* Dataset rows
========================================
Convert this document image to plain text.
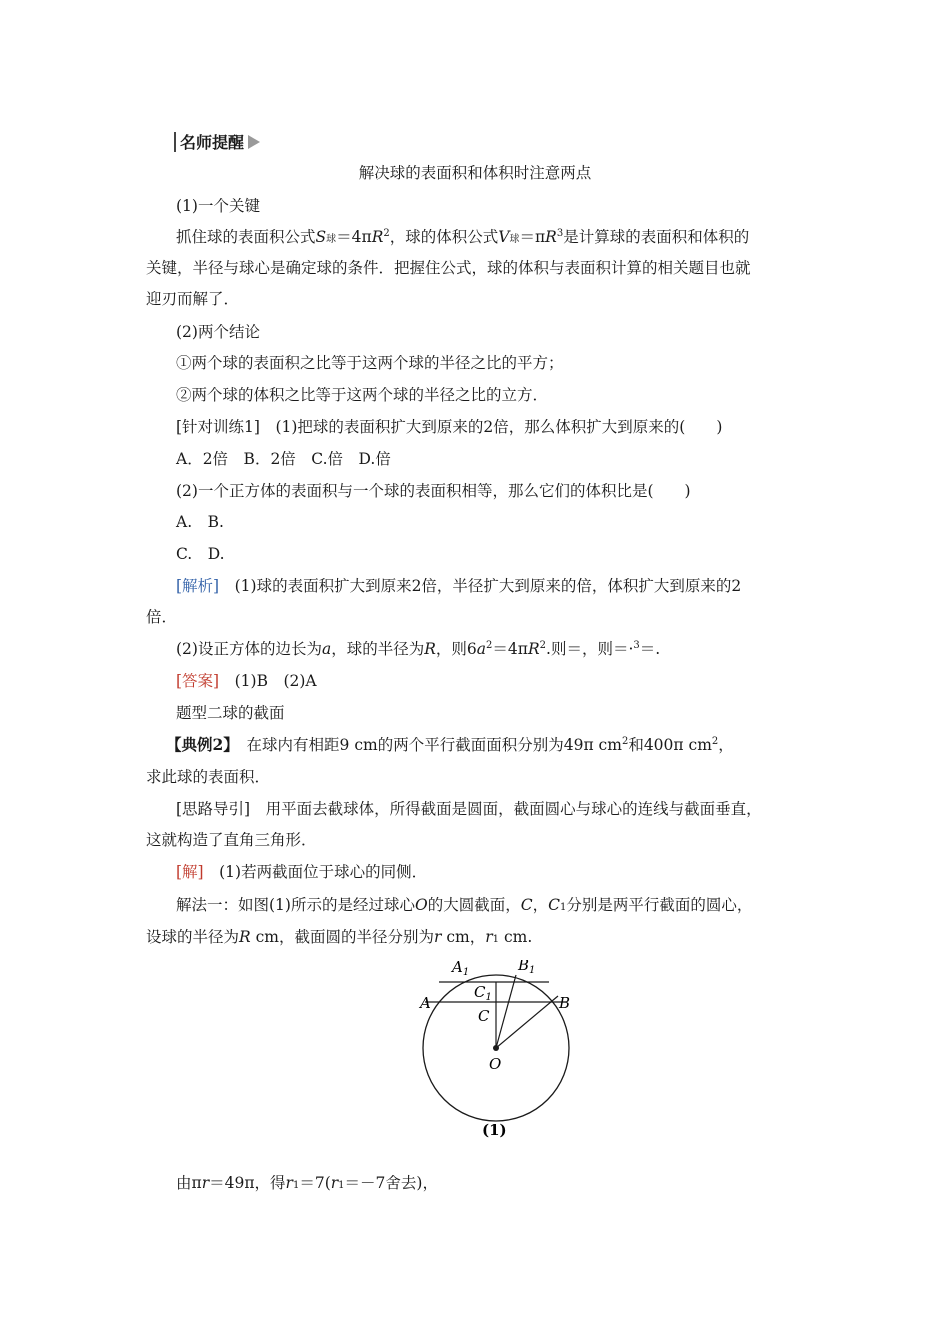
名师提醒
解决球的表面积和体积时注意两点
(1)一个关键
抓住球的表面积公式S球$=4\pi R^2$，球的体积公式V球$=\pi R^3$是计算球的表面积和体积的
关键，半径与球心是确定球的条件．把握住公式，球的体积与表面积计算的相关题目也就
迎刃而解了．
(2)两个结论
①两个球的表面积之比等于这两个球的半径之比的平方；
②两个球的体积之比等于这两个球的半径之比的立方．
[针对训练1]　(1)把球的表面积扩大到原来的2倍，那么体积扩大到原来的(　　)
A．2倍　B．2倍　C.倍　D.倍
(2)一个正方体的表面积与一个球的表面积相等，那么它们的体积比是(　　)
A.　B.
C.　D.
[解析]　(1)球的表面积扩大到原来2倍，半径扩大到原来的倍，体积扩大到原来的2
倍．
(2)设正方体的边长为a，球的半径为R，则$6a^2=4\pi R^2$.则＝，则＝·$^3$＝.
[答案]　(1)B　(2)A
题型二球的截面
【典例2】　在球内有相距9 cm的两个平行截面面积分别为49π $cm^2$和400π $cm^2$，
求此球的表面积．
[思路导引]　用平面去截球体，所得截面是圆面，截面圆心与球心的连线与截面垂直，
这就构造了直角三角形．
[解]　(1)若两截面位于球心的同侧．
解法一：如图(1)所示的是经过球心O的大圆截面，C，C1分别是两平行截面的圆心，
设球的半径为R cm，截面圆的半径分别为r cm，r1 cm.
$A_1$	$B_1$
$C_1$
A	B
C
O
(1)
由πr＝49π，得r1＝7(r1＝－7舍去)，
========================================
* Required task
Output an exact copy of the material, with the pictures removed.

* Task result
Convert this document image to plain text.
名师提醒
解决球的表面积和体积时注意两点
(1)一个关键
抓住球的表面积公式S球$=4\pi R^2$，球的体积公式V球$=\pi R^3$是计算球的表面积和体积的
关键，半径与球心是确定球的条件．把握住公式，球的体积与表面积计算的相关题目也就
迎刃而解了．
(2)两个结论
①两个球的表面积之比等于这两个球的半径之比的平方；
②两个球的体积之比等于这两个球的半径之比的立方．
[针对训练1]　(1)把球的表面积扩大到原来的2倍，那么体积扩大到原来的(　　)
A．2倍　B．2倍　C.倍　D.倍
(2)一个正方体的表面积与一个球的表面积相等，那么它们的体积比是(　　)
A.　B.
C.　D.
[解析]　(1)球的表面积扩大到原来2倍，半径扩大到原来的倍，体积扩大到原来的2
倍．
(2)设正方体的边长为a，球的半径为R，则$6a^2=4\pi R^2$.则＝，则＝·$^3$＝.
[答案]　(1)B　(2)A
题型二球的截面
【典例2】　在球内有相距9 cm的两个平行截面面积分别为49π $cm^2$和400π $cm^2$，
求此球的表面积．
[思路导引]　用平面去截球体，所得截面是圆面，截面圆心与球心的连线与截面垂直，
这就构造了直角三角形．
[解]　(1)若两截面位于球心的同侧．
解法一：如图(1)所示的是经过球心O的大圆截面，C，C1分别是两平行截面的圆心，
设球的半径为R cm，截面圆的半径分别为r cm，r1 cm.
$A_1$	$B_1$
$C_1$
A	B
C
O
(1)
由πr＝49π，得r1＝7(r1＝－7舍去)，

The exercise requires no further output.